**Items:**
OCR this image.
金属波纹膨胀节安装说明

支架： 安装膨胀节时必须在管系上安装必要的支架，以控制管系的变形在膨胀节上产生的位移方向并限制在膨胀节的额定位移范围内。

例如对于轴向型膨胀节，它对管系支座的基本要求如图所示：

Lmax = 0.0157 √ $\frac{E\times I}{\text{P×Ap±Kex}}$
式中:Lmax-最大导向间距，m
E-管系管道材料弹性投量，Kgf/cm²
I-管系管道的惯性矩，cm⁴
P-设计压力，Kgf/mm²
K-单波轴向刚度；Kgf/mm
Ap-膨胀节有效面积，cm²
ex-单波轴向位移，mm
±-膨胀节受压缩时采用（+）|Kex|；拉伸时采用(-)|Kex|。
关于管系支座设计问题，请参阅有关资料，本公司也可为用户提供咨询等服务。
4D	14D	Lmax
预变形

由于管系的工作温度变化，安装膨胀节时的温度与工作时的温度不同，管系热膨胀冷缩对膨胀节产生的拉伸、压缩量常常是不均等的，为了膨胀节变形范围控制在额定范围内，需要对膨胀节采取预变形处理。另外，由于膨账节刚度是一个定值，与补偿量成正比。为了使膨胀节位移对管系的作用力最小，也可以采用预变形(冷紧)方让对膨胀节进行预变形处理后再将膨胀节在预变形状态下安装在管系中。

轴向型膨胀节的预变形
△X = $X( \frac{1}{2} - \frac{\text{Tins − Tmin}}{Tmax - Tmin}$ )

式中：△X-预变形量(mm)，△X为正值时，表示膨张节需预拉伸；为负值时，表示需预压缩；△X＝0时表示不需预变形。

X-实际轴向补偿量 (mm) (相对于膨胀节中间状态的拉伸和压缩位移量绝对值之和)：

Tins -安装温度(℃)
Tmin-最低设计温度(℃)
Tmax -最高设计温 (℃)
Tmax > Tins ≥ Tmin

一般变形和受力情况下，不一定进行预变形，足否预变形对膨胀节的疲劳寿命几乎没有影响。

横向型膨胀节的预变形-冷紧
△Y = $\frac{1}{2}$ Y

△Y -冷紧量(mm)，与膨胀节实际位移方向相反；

**Problem statement:** Copy every line in the entries above that has the string "Tmin" in it.

**Solution for this problem:**
△X = $X( \frac{1}{2} - \frac{\text{Tins − Tmin}}{Tmax - Tmin}$ )
Tmin-最低设计温度(℃)
Tmax > Tins ≥ Tmin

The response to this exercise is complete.